* PROBLEM: Write out each line in which the string "novels" is present.

* LISTED RECORDS:
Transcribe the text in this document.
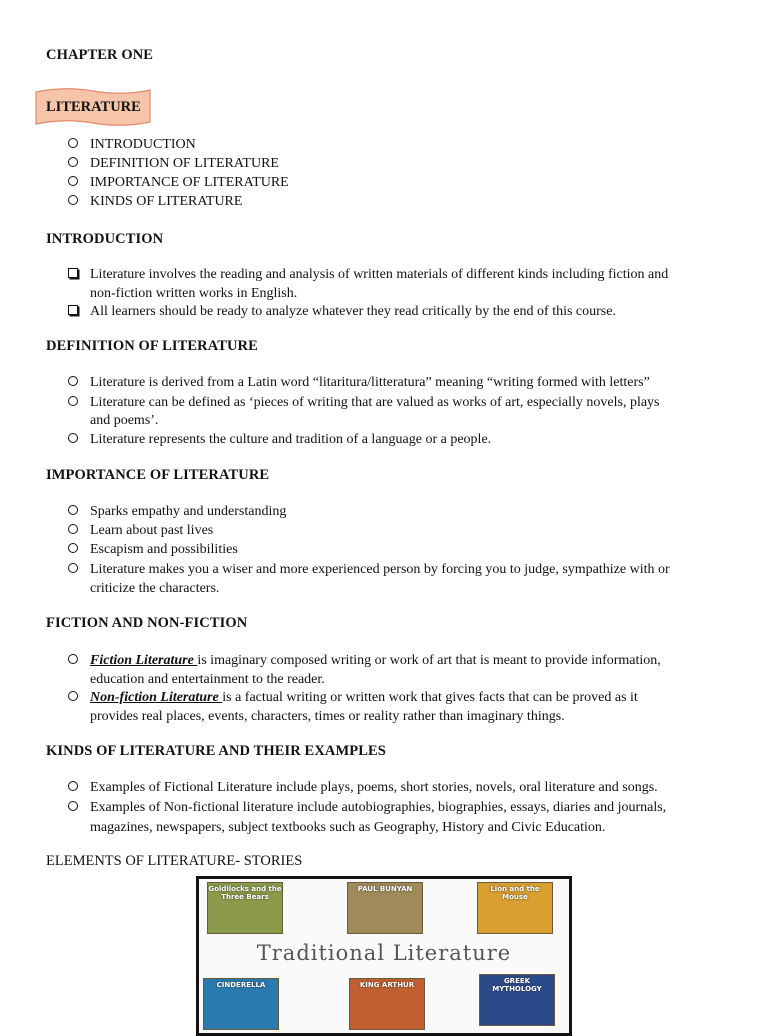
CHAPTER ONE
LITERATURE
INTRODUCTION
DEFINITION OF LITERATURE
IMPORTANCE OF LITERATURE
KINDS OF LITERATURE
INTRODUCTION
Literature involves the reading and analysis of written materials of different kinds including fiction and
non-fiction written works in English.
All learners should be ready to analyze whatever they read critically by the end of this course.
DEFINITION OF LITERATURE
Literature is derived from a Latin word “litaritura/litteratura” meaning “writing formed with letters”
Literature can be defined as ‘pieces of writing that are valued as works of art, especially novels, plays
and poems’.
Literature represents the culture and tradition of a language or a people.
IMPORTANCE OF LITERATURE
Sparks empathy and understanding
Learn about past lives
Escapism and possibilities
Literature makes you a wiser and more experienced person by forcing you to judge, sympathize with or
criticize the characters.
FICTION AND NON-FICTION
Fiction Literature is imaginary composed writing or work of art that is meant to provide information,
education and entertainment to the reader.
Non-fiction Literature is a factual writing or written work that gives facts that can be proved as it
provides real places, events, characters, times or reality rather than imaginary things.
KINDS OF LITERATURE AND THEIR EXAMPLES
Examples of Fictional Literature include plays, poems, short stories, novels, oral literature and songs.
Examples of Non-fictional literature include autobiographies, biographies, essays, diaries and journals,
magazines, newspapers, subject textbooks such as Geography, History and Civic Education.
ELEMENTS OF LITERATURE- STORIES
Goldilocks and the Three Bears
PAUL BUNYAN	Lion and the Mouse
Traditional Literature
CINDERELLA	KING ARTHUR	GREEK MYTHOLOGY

--

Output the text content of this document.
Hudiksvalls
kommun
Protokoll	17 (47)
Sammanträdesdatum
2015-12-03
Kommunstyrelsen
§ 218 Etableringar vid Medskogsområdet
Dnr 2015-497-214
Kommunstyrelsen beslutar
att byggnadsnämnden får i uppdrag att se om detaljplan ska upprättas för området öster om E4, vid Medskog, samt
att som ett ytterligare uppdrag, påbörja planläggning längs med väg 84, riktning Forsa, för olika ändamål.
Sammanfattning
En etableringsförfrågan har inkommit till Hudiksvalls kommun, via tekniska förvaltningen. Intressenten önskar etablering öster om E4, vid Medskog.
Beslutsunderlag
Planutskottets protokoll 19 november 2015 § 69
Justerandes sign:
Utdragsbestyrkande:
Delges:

* WRITTEN RESPONSE:
Literature can be defined as ‘pieces of writing that are valued as works of art, especially novels, plays
Examples of Fictional Literature include plays, poems, short stories, novels, oral literature and songs.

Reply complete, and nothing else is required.